■ PROBLEM
Set down, in full, every record in the block.

--- START OF SOURCE RECORDS ---

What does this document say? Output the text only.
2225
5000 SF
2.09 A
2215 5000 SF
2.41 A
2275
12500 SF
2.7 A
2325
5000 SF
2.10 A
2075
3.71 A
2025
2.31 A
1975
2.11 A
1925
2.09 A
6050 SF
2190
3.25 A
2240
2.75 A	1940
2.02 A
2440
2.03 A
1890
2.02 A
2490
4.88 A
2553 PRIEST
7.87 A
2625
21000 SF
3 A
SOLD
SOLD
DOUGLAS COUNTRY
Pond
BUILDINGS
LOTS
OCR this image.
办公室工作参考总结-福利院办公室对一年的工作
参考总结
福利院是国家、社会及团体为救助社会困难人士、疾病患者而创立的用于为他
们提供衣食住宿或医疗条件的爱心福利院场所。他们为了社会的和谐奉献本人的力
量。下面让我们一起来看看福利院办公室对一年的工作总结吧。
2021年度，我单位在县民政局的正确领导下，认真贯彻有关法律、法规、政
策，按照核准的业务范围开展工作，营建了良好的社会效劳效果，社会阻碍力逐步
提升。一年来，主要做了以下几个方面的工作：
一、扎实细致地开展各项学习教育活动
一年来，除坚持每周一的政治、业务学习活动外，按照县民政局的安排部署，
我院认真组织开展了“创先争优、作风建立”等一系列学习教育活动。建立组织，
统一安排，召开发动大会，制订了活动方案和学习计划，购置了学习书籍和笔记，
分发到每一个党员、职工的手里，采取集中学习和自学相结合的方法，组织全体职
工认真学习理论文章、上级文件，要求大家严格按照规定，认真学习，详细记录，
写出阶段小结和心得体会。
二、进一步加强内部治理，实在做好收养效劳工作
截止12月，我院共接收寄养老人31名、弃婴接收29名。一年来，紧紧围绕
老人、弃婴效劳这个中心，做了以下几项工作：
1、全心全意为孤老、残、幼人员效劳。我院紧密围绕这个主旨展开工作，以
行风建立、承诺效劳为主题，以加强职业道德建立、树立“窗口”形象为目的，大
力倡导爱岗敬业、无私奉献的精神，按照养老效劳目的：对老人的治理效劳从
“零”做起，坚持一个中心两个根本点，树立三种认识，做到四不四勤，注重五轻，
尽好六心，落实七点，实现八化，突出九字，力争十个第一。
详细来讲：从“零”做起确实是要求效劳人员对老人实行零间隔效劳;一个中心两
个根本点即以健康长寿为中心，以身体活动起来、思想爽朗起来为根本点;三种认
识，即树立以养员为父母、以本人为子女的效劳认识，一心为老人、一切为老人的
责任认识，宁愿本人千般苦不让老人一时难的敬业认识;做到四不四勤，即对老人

--- END OF SOURCE RECORDS ---

■ FINISHED EXERCISE
What does this document say? Output the text only.
2225
5000 SF
2.09 A
2215 5000 SF
2.41 A
2275
12500 SF
2.7 A
2325
5000 SF
2.10 A
2075
3.71 A
2025
2.31 A
1975
2.11 A
1925
2.09 A
6050 SF
2190
3.25 A
2240
2.75 A	1940
2.02 A
2440
2.03 A
1890
2.02 A
2490
4.88 A
2553 PRIEST
7.87 A
2625
21000 SF
3 A
SOLD
SOLD
DOUGLAS COUNTRY
Pond
BUILDINGS
LOTS
OCR this image.
办公室工作参考总结-福利院办公室对一年的工作
参考总结
福利院是国家、社会及团体为救助社会困难人士、疾病患者而创立的用于为他
们提供衣食住宿或医疗条件的爱心福利院场所。他们为了社会的和谐奉献本人的力
量。下面让我们一起来看看福利院办公室对一年的工作总结吧。
2021年度，我单位在县民政局的正确领导下，认真贯彻有关法律、法规、政
策，按照核准的业务范围开展工作，营建了良好的社会效劳效果，社会阻碍力逐步
提升。一年来，主要做了以下几个方面的工作：
一、扎实细致地开展各项学习教育活动
一年来，除坚持每周一的政治、业务学习活动外，按照县民政局的安排部署，
我院认真组织开展了“创先争优、作风建立”等一系列学习教育活动。建立组织，
统一安排，召开发动大会，制订了活动方案和学习计划，购置了学习书籍和笔记，
分发到每一个党员、职工的手里，采取集中学习和自学相结合的方法，组织全体职
工认真学习理论文章、上级文件，要求大家严格按照规定，认真学习，详细记录，
写出阶段小结和心得体会。
二、进一步加强内部治理，实在做好收养效劳工作
截止12月，我院共接收寄养老人31名、弃婴接收29名。一年来，紧紧围绕
老人、弃婴效劳这个中心，做了以下几项工作：
1、全心全意为孤老、残、幼人员效劳。我院紧密围绕这个主旨展开工作，以
行风建立、承诺效劳为主题，以加强职业道德建立、树立“窗口”形象为目的，大
力倡导爱岗敬业、无私奉献的精神，按照养老效劳目的：对老人的治理效劳从
“零”做起，坚持一个中心两个根本点，树立三种认识，做到四不四勤，注重五轻，
尽好六心，落实七点，实现八化，突出九字，力争十个第一。
详细来讲：从“零”做起确实是要求效劳人员对老人实行零间隔效劳;一个中心两
个根本点即以健康长寿为中心，以身体活动起来、思想爽朗起来为根本点;三种认
识，即树立以养员为父母、以本人为子女的效劳认识，一心为老人、一切为老人的
责任认识，宁愿本人千般苦不让老人一时难的敬业认识;做到四不四勤，即对老人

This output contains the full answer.